*What this task involves:* Write out all of the lines below, exactly and completely.

*Records for the exercise:*
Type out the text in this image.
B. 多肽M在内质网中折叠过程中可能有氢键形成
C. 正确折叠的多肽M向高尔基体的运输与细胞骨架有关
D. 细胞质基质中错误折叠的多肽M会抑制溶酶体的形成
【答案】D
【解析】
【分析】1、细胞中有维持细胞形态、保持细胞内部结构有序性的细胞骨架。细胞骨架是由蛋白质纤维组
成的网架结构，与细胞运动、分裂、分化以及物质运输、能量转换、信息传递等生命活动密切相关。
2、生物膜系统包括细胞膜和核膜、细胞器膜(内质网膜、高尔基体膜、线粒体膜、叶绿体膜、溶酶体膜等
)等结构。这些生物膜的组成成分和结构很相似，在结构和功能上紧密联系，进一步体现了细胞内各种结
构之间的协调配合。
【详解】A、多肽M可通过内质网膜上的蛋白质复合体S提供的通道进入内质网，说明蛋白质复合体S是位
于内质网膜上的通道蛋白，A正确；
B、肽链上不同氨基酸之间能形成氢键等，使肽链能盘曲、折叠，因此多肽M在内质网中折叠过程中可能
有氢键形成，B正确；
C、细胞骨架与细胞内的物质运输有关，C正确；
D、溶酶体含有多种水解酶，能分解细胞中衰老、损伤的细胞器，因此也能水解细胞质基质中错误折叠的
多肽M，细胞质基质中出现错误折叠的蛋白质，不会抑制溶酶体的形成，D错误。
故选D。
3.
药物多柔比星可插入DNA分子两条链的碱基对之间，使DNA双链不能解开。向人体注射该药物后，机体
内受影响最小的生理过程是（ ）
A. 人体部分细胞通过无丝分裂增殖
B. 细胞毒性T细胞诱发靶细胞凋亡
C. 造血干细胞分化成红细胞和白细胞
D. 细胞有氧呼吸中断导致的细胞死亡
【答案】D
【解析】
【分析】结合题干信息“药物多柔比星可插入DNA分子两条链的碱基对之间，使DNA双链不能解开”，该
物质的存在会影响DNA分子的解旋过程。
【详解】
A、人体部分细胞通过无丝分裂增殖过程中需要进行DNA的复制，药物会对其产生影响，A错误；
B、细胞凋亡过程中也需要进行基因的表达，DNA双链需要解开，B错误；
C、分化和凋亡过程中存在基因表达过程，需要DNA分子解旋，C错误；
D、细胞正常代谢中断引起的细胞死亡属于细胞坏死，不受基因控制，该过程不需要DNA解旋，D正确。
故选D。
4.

*Completed task:*
Type out the text in this image.
B. 多肽M在内质网中折叠过程中可能有氢键形成
C. 正确折叠的多肽M向高尔基体的运输与细胞骨架有关
D. 细胞质基质中错误折叠的多肽M会抑制溶酶体的形成
【答案】D
【解析】
【分析】1、细胞中有维持细胞形态、保持细胞内部结构有序性的细胞骨架。细胞骨架是由蛋白质纤维组
成的网架结构，与细胞运动、分裂、分化以及物质运输、能量转换、信息传递等生命活动密切相关。
2、生物膜系统包括细胞膜和核膜、细胞器膜(内质网膜、高尔基体膜、线粒体膜、叶绿体膜、溶酶体膜等
)等结构。这些生物膜的组成成分和结构很相似，在结构和功能上紧密联系，进一步体现了细胞内各种结
构之间的协调配合。
【详解】A、多肽M可通过内质网膜上的蛋白质复合体S提供的通道进入内质网，说明蛋白质复合体S是位
于内质网膜上的通道蛋白，A正确；
B、肽链上不同氨基酸之间能形成氢键等，使肽链能盘曲、折叠，因此多肽M在内质网中折叠过程中可能
有氢键形成，B正确；
C、细胞骨架与细胞内的物质运输有关，C正确；
D、溶酶体含有多种水解酶，能分解细胞中衰老、损伤的细胞器，因此也能水解细胞质基质中错误折叠的
多肽M，细胞质基质中出现错误折叠的蛋白质，不会抑制溶酶体的形成，D错误。
故选D。
3.
药物多柔比星可插入DNA分子两条链的碱基对之间，使DNA双链不能解开。向人体注射该药物后，机体
内受影响最小的生理过程是（ ）
A. 人体部分细胞通过无丝分裂增殖
B. 细胞毒性T细胞诱发靶细胞凋亡
C. 造血干细胞分化成红细胞和白细胞
D. 细胞有氧呼吸中断导致的细胞死亡
【答案】D
【解析】
【分析】结合题干信息“药物多柔比星可插入DNA分子两条链的碱基对之间，使DNA双链不能解开”，该
物质的存在会影响DNA分子的解旋过程。
【详解】
A、人体部分细胞通过无丝分裂增殖过程中需要进行DNA的复制，药物会对其产生影响，A错误；
B、细胞凋亡过程中也需要进行基因的表达，DNA双链需要解开，B错误；
C、分化和凋亡过程中存在基因表达过程，需要DNA分子解旋，C错误；
D、细胞正常代谢中断引起的细胞死亡属于细胞坏死，不受基因控制，该过程不需要DNA解旋，D正确。
故选D。
4.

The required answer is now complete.